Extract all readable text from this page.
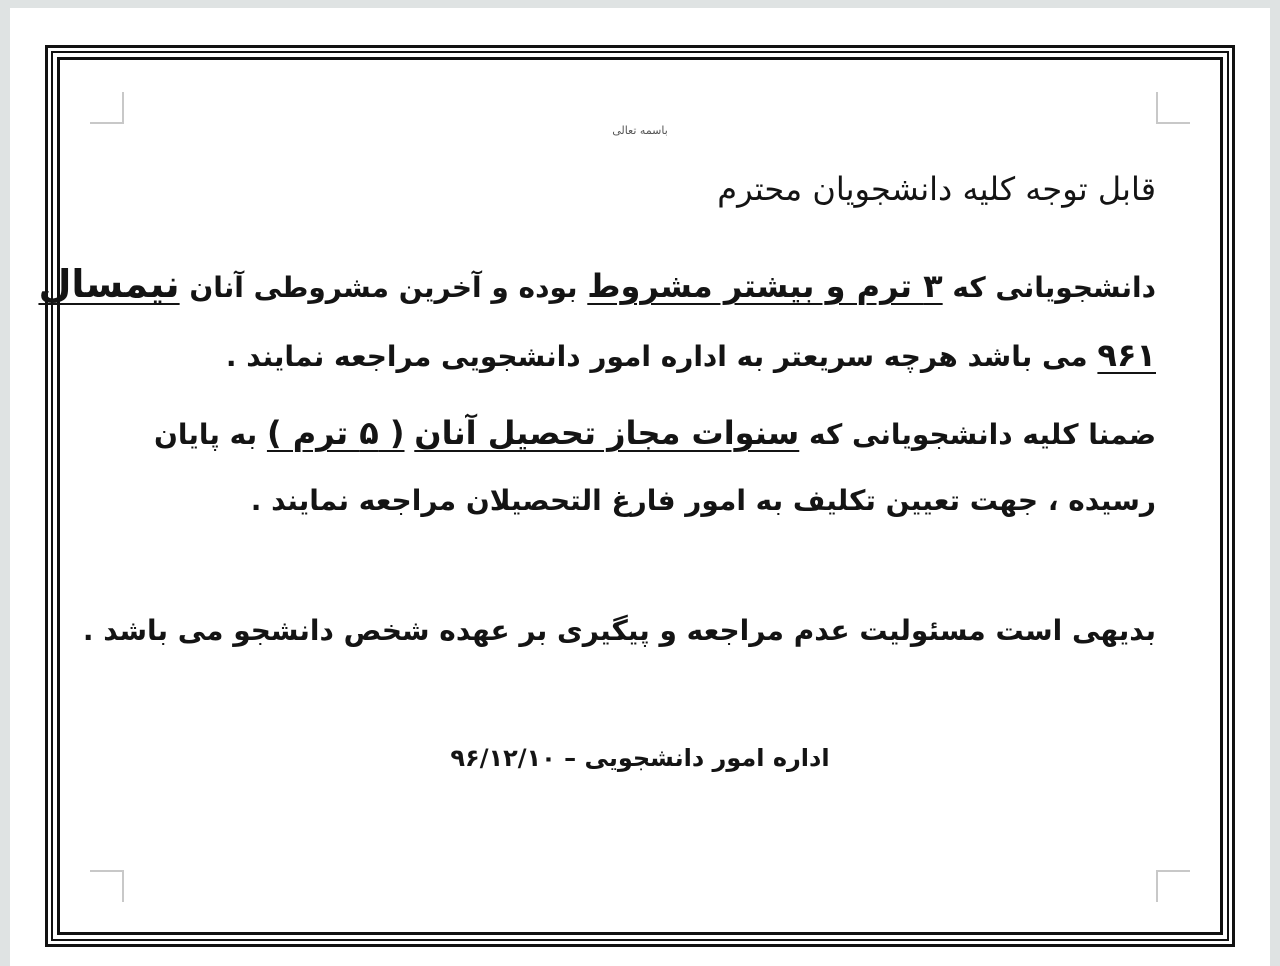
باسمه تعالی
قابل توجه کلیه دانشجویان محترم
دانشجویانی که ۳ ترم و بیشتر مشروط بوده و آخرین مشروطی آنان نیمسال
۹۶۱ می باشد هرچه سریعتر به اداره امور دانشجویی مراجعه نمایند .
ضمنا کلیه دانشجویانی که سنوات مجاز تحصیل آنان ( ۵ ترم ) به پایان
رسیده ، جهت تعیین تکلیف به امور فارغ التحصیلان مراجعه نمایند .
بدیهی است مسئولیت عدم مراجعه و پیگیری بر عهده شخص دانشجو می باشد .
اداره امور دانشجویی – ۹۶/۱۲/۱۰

=-=-=-=-=

## WHAT IS REQUIRED
Repeat the material above in full and exactly, apart from the pictures.

## RESULT
Extract all readable text from this page.
باسمه تعالی
قابل توجه کلیه دانشجویان محترم
دانشجویانی که ۳ ترم و بیشتر مشروط بوده و آخرین مشروطی آنان نیمسال
۹۶۱ می باشد هرچه سریعتر به اداره امور دانشجویی مراجعه نمایند .
ضمنا کلیه دانشجویانی که سنوات مجاز تحصیل آنان ( ۵ ترم ) به پایان
رسیده ، جهت تعیین تکلیف به امور فارغ التحصیلان مراجعه نمایند .
بدیهی است مسئولیت عدم مراجعه و پیگیری بر عهده شخص دانشجو می باشد .
اداره امور دانشجویی – ۹۶/۱۲/۱۰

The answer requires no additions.